* [PROBLEM STATEMENT]: Pick out every line in the data below that holds "name".

(Entries from a visual dataset)
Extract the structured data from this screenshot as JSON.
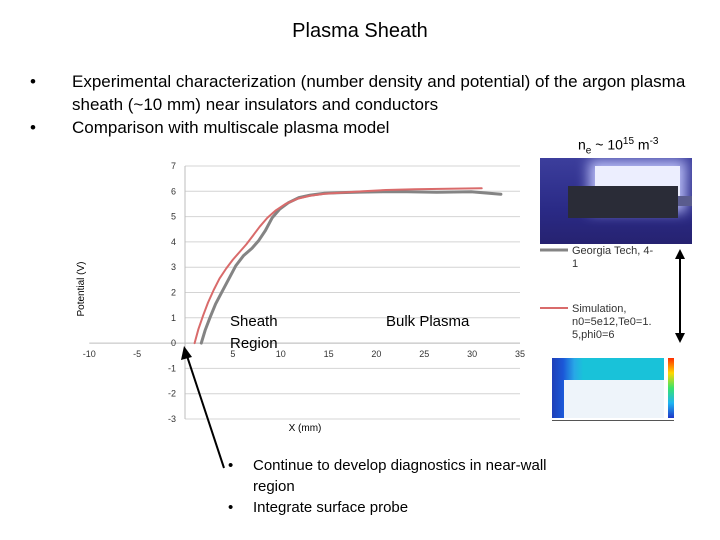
{
  "title": "Plasma Sheath",
  "bullets": [
    "Experimental characterization (number density and potential) of the argon plasma sheath (~10 mm) near insulators and conductors",
    "Comparison with multiscale plasma model"
  ],
  "bullet_glyph": "•",
  "density": {
    "base": "n",
    "sub": "e",
    "mid": " ~ 10",
    "exp": "15",
    "unit": " m",
    "unit_exp": "-3"
  },
  "regions": {
    "sheath_line1": "Sheath",
    "sheath_line2": "Region",
    "bulk": "Bulk Plasma"
  },
  "bottom_bullets": [
    "Continue to develop diagnostics in near-wall region",
    "Integrate surface probe"
  ],
  "chart_data": {
    "type": "line",
    "xlabel": "X (mm)",
    "ylabel": "Potential (V)",
    "xlim": [
      -10,
      35
    ],
    "ylim": [
      -3,
      7
    ],
    "x_ticks": [
      -10,
      -5,
      0,
      5,
      10,
      15,
      20,
      25,
      30,
      35
    ],
    "y_ticks": [
      -3,
      -2,
      -1,
      0,
      1,
      2,
      3,
      4,
      5,
      6,
      7
    ],
    "y_tick_labels": [
      "-3",
      "-2",
      "-1",
      "0",
      "1",
      "2",
      "3",
      "4",
      "5",
      "6",
      "7"
    ],
    "grid": true,
    "legend_position": "right",
    "series": [
      {
        "name": "Georgia Tech, 4-1",
        "color": "#848484",
        "width": 3,
        "x": [
          1.7,
          2.1,
          2.6,
          3.2,
          3.9,
          4.6,
          5.3,
          6.1,
          7.0,
          7.7,
          8.4,
          9.1,
          9.9,
          10.8,
          11.9,
          13.1,
          14.6,
          16.3,
          18.3,
          20.6,
          23.2,
          26.3,
          29.9,
          33.0
        ],
        "y": [
          0.0,
          0.5,
          1.0,
          1.55,
          2.05,
          2.55,
          3.05,
          3.45,
          3.75,
          4.05,
          4.45,
          4.95,
          5.3,
          5.55,
          5.75,
          5.85,
          5.92,
          5.95,
          5.97,
          5.98,
          5.98,
          5.96,
          5.98,
          5.88
        ]
      },
      {
        "name": "Simulation, n0=5e12,Te0=1.5,phi0=6",
        "color": "#d96b6b",
        "width": 2,
        "x": [
          1.0,
          1.4,
          1.9,
          2.4,
          3.0,
          3.6,
          4.3,
          5.0,
          5.7,
          6.4,
          7.1,
          7.8,
          8.6,
          9.5,
          10.5,
          11.7,
          13.0,
          14.6,
          16.4,
          18.6,
          21.0,
          24.0,
          27.5,
          31.0
        ],
        "y": [
          0.0,
          0.55,
          1.1,
          1.6,
          2.1,
          2.55,
          2.95,
          3.3,
          3.6,
          3.9,
          4.25,
          4.6,
          4.95,
          5.25,
          5.5,
          5.7,
          5.82,
          5.9,
          5.95,
          6.0,
          6.05,
          6.08,
          6.1,
          6.12
        ]
      }
    ]
  }
}
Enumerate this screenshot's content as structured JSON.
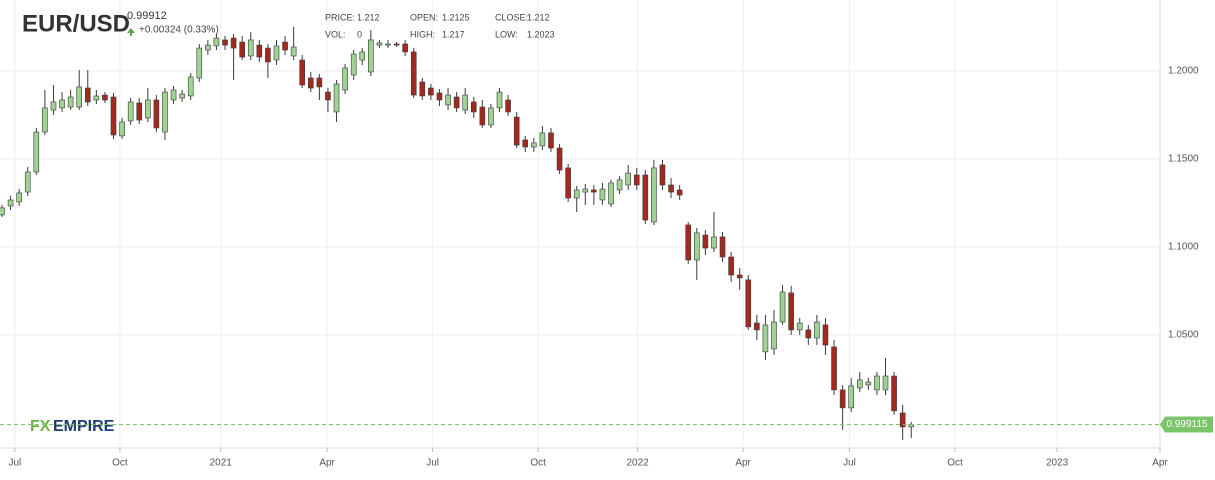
{
  "header": {
    "symbol": "EUR/USD",
    "price": "0.99912",
    "change": "+0.00324 (0.33%)",
    "stats": [
      [
        "PRICE:",
        "1.212"
      ],
      [
        "OPEN:",
        "1.2125"
      ],
      [
        "CLOSE:",
        "1.212"
      ],
      [
        "VOL:",
        "0"
      ],
      [
        "HIGH:",
        "1.217"
      ],
      [
        "LOW:",
        "1.2023"
      ]
    ]
  },
  "logo": {
    "fx": "FX",
    "empire": "EMPIRE"
  },
  "chart_data": {
    "type": "candlestick",
    "open": [
      1.1182,
      1.1233,
      1.1256,
      1.1312,
      1.1426,
      1.1653,
      1.1778,
      1.179,
      1.1795,
      1.1795,
      1.1903,
      1.1835,
      1.1863,
      1.1852,
      1.1631,
      1.1716,
      1.1818,
      1.1733,
      1.1835,
      1.1653,
      1.1835,
      1.1846,
      1.1858,
      1.196,
      1.2119,
      1.2142,
      1.2176,
      1.2187,
      1.2164,
      1.2085,
      1.2147,
      1.213,
      1.2062,
      1.2164,
      1.2085,
      1.2062,
      1.196,
      1.196,
      1.188,
      1.1767,
      1.1892,
      1.1977,
      1.2062,
      1.1994,
      1.2147,
      1.2147,
      1.2153,
      1.2153,
      1.2108,
      1.1937,
      1.1903,
      1.1875,
      1.1807,
      1.1852,
      1.1778,
      1.1824,
      1.1795,
      1.1693,
      1.179,
      1.1835,
      1.1738,
      1.1608,
      1.1568,
      1.1574,
      1.1648,
      1.1562,
      1.1449,
      1.1278,
      1.1312,
      1.1324,
      1.1267,
      1.1244,
      1.1324,
      1.1352,
      1.1409,
      1.1409,
      1.1142,
      1.1466,
      1.1352,
      1.1324,
      1.1125,
      1.0926,
      1.1068,
      1.0994,
      1.1057,
      1.0943,
      1.0841,
      1.0813,
      1.0568,
      1.0404,
      1.0421,
      1.0574,
      1.0739,
      1.0529,
      1.0529,
      1.0483,
      1.0557,
      1.0432,
      1.0188,
      1.0086,
      1.0199,
      1.0216,
      1.0188,
      1.0188,
      1.0267,
      1.0057,
      0.9978
    ],
    "high": [
      1.1239,
      1.129,
      1.133,
      1.1454,
      1.1676,
      1.1892,
      1.192,
      1.188,
      1.1892,
      1.2005,
      1.2005,
      1.1892,
      1.188,
      1.1875,
      1.1733,
      1.1846,
      1.1846,
      1.1903,
      1.1863,
      1.1903,
      1.1915,
      1.1892,
      1.1988,
      1.2153,
      1.2176,
      1.221,
      1.2199,
      1.221,
      1.2199,
      1.2221,
      1.2176,
      1.2153,
      1.2176,
      1.2199,
      1.225,
      1.2091,
      1.1994,
      1.1983,
      1.1903,
      1.1949,
      1.204,
      1.2119,
      1.213,
      1.2233,
      1.2176,
      1.2176,
      1.2164,
      1.2176,
      1.213,
      1.196,
      1.1926,
      1.1897,
      1.1903,
      1.188,
      1.1903,
      1.1852,
      1.1835,
      1.1812,
      1.1903,
      1.1863,
      1.1767,
      1.1631,
      1.1619,
      1.1687,
      1.1676,
      1.1585,
      1.1472,
      1.1347,
      1.1358,
      1.1352,
      1.1364,
      1.1381,
      1.1403,
      1.1466,
      1.1449,
      1.1437,
      1.1494,
      1.1494,
      1.1392,
      1.1352,
      1.1142,
      1.1108,
      1.1097,
      1.1199,
      1.1085,
      1.0972,
      1.0881,
      1.0841,
      1.0614,
      1.0614,
      1.0642,
      1.0784,
      1.0779,
      1.0597,
      1.0557,
      1.0614,
      1.0597,
      1.0472,
      1.0216,
      1.0256,
      1.029,
      1.0256,
      1.029,
      1.037,
      1.029,
      1.0103,
      1.0006
    ],
    "low": [
      1.1171,
      1.121,
      1.1233,
      1.129,
      1.1409,
      1.1636,
      1.175,
      1.1767,
      1.1778,
      1.1778,
      1.1801,
      1.1812,
      1.1818,
      1.1613,
      1.1613,
      1.1693,
      1.1699,
      1.171,
      1.1653,
      1.1608,
      1.1812,
      1.1824,
      1.1835,
      1.1937,
      1.2091,
      1.2119,
      1.2119,
      1.1949,
      1.2062,
      1.2062,
      1.2051,
      1.196,
      1.2034,
      1.2091,
      1.2062,
      1.1903,
      1.188,
      1.1835,
      1.1767,
      1.171,
      1.1869,
      1.1949,
      1.2034,
      1.1971,
      1.213,
      1.213,
      1.2136,
      1.2085,
      1.1846,
      1.1835,
      1.1835,
      1.1801,
      1.1778,
      1.1767,
      1.1755,
      1.1733,
      1.1676,
      1.1676,
      1.1767,
      1.1744,
      1.1562,
      1.154,
      1.154,
      1.1551,
      1.154,
      1.1415,
      1.1256,
      1.1199,
      1.1239,
      1.1239,
      1.1239,
      1.1227,
      1.1301,
      1.1324,
      1.1324,
      1.1131,
      1.1125,
      1.1324,
      1.1278,
      1.1267,
      1.0904,
      1.0813,
      1.0955,
      1.0972,
      1.0915,
      1.0801,
      1.0756,
      1.0529,
      1.0472,
      1.0358,
      1.0387,
      1.0557,
      1.05,
      1.05,
      1.0443,
      1.0443,
      1.0387,
      1.0159,
      0.9961,
      1.0063,
      1.0176,
      1.0188,
      1.0159,
      1.0159,
      1.0046,
      0.9904,
      0.9915
    ],
    "close": [
      1.1222,
      1.1267,
      1.1307,
      1.1426,
      1.1653,
      1.179,
      1.1824,
      1.1835,
      1.1852,
      1.1909,
      1.1824,
      1.1858,
      1.1835,
      1.1636,
      1.171,
      1.1824,
      1.1721,
      1.1835,
      1.1676,
      1.188,
      1.1892,
      1.1869,
      1.1966,
      1.213,
      1.2147,
      1.2187,
      1.2147,
      1.213,
      1.2079,
      1.2176,
      1.2079,
      1.2051,
      1.2142,
      1.2119,
      1.2136,
      1.192,
      1.1903,
      1.1909,
      1.1835,
      1.1926,
      1.2017,
      1.2096,
      1.2108,
      1.2176,
      1.2159,
      1.2153,
      1.2147,
      1.2108,
      1.1863,
      1.1858,
      1.1863,
      1.1835,
      1.1863,
      1.179,
      1.1863,
      1.1767,
      1.1693,
      1.179,
      1.188,
      1.1767,
      1.1579,
      1.1568,
      1.1591,
      1.1648,
      1.1562,
      1.1437,
      1.1278,
      1.1324,
      1.1329,
      1.1312,
      1.1329,
      1.1364,
      1.1381,
      1.142,
      1.1352,
      1.1153,
      1.1449,
      1.1352,
      1.1312,
      1.1295,
      1.0926,
      1.108,
      1.0994,
      1.1057,
      1.0943,
      1.0841,
      1.0824,
      1.0546,
      1.0529,
      1.0557,
      1.0574,
      1.0744,
      1.0529,
      1.0568,
      1.0483,
      1.0574,
      1.0443,
      1.0188,
      1.0086,
      1.0211,
      1.0245,
      1.0233,
      1.0267,
      1.0267,
      1.0069,
      0.9978,
      0.9991
    ],
    "up_color": "#9fd293",
    "down_color": "#a3291f",
    "outline_color": "#3a3a3a",
    "xlim": [
      -0.233,
      135
    ],
    "ylim": [
      0.9858,
      1.2403
    ],
    "xticks": [
      {
        "value": 1.5,
        "label": "Jul"
      },
      {
        "value": 13.75,
        "label": "Oct"
      },
      {
        "value": 25.5,
        "label": "2021"
      },
      {
        "value": 37.9,
        "label": "Apr"
      },
      {
        "value": 50.2,
        "label": "Jul"
      },
      {
        "value": 62.5,
        "label": "Oct"
      },
      {
        "value": 74.1,
        "label": "2022"
      },
      {
        "value": 86.4,
        "label": "Apr"
      },
      {
        "value": 98.8,
        "label": "Jul"
      },
      {
        "value": 111.1,
        "label": "Oct"
      },
      {
        "value": 123,
        "label": "2023"
      },
      {
        "value": 135,
        "label": "Apr"
      }
    ],
    "yticks": [
      {
        "value": 1.05,
        "label": "1.0500"
      },
      {
        "value": 1.1,
        "label": "1.1000"
      },
      {
        "value": 1.15,
        "label": "1.1500"
      },
      {
        "value": 1.2,
        "label": "1.2000"
      }
    ],
    "grid": true,
    "current_price": 0.999115,
    "current_color": "#7cc46a"
  }
}
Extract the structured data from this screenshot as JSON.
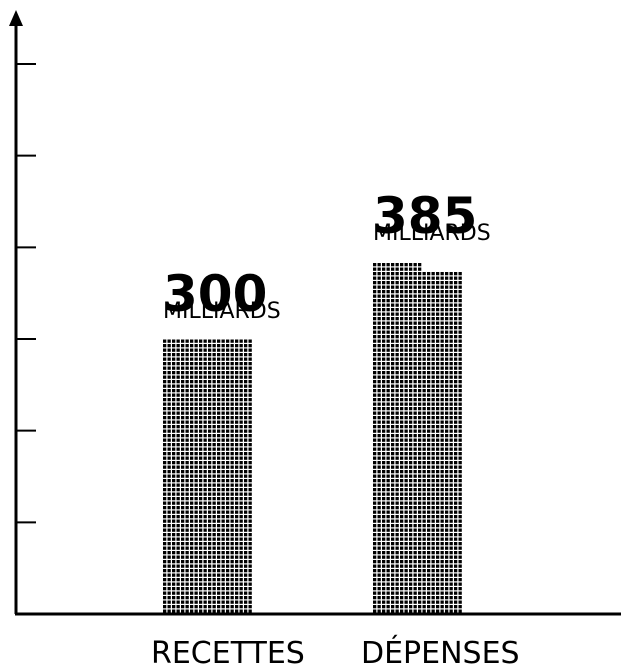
{
  "chart_data": {
    "type": "bar",
    "categories": [
      "RECETTES",
      "DÉPENSES"
    ],
    "values": [
      300,
      385
    ],
    "value_labels": [
      "300",
      "385"
    ],
    "unit_label": "MILLIARDS",
    "ylim": [
      0,
      600
    ],
    "y_tick_count": 6,
    "grid": false,
    "legend": "none",
    "bar_style": "dot-matrix",
    "colors": {
      "bar": "#000000",
      "axis": "#000000",
      "background": "#ffffff"
    }
  }
}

* [THE SOLUTION]:
        "name": "Georgia Tech, 4-1",
        "name": "Simulation, n0=5e12,Te0=1.5,phi0=6",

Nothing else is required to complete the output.